** begin EXERCISE INPUT **

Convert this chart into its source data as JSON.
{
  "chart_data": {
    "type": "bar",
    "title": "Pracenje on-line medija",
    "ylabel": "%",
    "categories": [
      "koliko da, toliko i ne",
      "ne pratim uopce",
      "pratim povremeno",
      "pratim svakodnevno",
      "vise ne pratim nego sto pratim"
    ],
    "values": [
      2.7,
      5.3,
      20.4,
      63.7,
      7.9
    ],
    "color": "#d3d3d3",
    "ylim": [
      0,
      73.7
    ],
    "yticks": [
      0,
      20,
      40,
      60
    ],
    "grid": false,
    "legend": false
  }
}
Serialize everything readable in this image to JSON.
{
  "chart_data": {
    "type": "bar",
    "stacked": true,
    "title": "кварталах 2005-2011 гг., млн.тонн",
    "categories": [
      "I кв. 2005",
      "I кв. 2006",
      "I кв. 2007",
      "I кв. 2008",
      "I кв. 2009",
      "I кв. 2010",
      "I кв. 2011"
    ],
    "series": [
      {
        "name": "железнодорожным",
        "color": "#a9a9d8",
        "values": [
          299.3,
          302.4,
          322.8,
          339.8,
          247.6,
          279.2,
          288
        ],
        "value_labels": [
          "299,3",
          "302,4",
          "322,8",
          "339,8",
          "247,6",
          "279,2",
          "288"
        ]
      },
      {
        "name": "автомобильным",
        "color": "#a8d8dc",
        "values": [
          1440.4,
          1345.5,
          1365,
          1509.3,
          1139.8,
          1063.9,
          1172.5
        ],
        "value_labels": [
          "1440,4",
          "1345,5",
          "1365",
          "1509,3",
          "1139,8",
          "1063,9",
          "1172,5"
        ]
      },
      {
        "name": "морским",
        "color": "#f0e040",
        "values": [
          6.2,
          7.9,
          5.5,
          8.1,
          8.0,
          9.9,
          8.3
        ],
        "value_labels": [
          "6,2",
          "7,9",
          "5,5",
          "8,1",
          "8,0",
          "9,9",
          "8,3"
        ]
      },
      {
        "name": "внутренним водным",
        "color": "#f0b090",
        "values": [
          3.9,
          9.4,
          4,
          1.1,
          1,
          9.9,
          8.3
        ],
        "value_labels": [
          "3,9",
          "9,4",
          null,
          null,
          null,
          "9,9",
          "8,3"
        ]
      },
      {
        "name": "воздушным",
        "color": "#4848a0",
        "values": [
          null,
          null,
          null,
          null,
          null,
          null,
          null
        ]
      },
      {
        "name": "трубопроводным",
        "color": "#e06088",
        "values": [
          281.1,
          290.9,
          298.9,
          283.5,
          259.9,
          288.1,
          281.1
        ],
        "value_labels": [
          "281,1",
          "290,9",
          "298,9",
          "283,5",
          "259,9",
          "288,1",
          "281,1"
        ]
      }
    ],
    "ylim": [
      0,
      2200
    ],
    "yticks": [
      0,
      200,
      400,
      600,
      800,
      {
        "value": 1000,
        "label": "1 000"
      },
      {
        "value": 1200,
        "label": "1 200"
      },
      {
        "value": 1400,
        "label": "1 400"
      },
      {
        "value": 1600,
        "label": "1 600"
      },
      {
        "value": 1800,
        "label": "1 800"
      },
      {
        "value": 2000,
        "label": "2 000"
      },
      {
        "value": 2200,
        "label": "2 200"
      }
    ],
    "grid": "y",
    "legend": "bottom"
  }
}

** end EXERCISE INPUT **

Write out all the records above again, exactly as they stand.

Convert this chart into its source data as JSON.
{
  "chart_data": {
    "type": "bar",
    "title": "Pracenje on-line medija",
    "ylabel": "%",
    "categories": [
      "koliko da, toliko i ne",
      "ne pratim uopce",
      "pratim povremeno",
      "pratim svakodnevno",
      "vise ne pratim nego sto pratim"
    ],
    "values": [
      2.7,
      5.3,
      20.4,
      63.7,
      7.9
    ],
    "color": "#d3d3d3",
    "ylim": [
      0,
      73.7
    ],
    "yticks": [
      0,
      20,
      40,
      60
    ],
    "grid": false,
    "legend": false
  }
}
Serialize everything readable in this image to JSON.
{
  "chart_data": {
    "type": "bar",
    "stacked": true,
    "title": "кварталах 2005-2011 гг., млн.тонн",
    "categories": [
      "I кв. 2005",
      "I кв. 2006",
      "I кв. 2007",
      "I кв. 2008",
      "I кв. 2009",
      "I кв. 2010",
      "I кв. 2011"
    ],
    "series": [
      {
        "name": "железнодорожным",
        "color": "#a9a9d8",
        "values": [
          299.3,
          302.4,
          322.8,
          339.8,
          247.6,
          279.2,
          288
        ],
        "value_labels": [
          "299,3",
          "302,4",
          "322,8",
          "339,8",
          "247,6",
          "279,2",
          "288"
        ]
      },
      {
        "name": "автомобильным",
        "color": "#a8d8dc",
        "values": [
          1440.4,
          1345.5,
          1365,
          1509.3,
          1139.8,
          1063.9,
          1172.5
        ],
        "value_labels": [
          "1440,4",
          "1345,5",
          "1365",
          "1509,3",
          "1139,8",
          "1063,9",
          "1172,5"
        ]
      },
      {
        "name": "морским",
        "color": "#f0e040",
        "values": [
          6.2,
          7.9,
          5.5,
          8.1,
          8.0,
          9.9,
          8.3
        ],
        "value_labels": [
          "6,2",
          "7,9",
          "5,5",
          "8,1",
          "8,0",
          "9,9",
          "8,3"
        ]
      },
      {
        "name": "внутренним водным",
        "color": "#f0b090",
        "values": [
          3.9,
          9.4,
          4,
          1.1,
          1,
          9.9,
          8.3
        ],
        "value_labels": [
          "3,9",
          "9,4",
          null,
          null,
          null,
          "9,9",
          "8,3"
        ]
      },
      {
        "name": "воздушным",
        "color": "#4848a0",
        "values": [
          null,
          null,
          null,
          null,
          null,
          null,
          null
        ]
      },
      {
        "name": "трубопроводным",
        "color": "#e06088",
        "values": [
          281.1,
          290.9,
          298.9,
          283.5,
          259.9,
          288.1,
          281.1
        ],
        "value_labels": [
          "281,1",
          "290,9",
          "298,9",
          "283,5",
          "259,9",
          "288,1",
          "281,1"
        ]
      }
    ],
    "ylim": [
      0,
      2200
    ],
    "yticks": [
      0,
      200,
      400,
      600,
      800,
      {
        "value": 1000,
        "label": "1 000"
      },
      {
        "value": 1200,
        "label": "1 200"
      },
      {
        "value": 1400,
        "label": "1 400"
      },
      {
        "value": 1600,
        "label": "1 600"
      },
      {
        "value": 1800,
        "label": "1 800"
      },
      {
        "value": 2000,
        "label": "2 000"
      },
      {
        "value": 2200,
        "label": "2 200"
      }
    ],
    "grid": "y",
    "legend": "bottom"
  }
}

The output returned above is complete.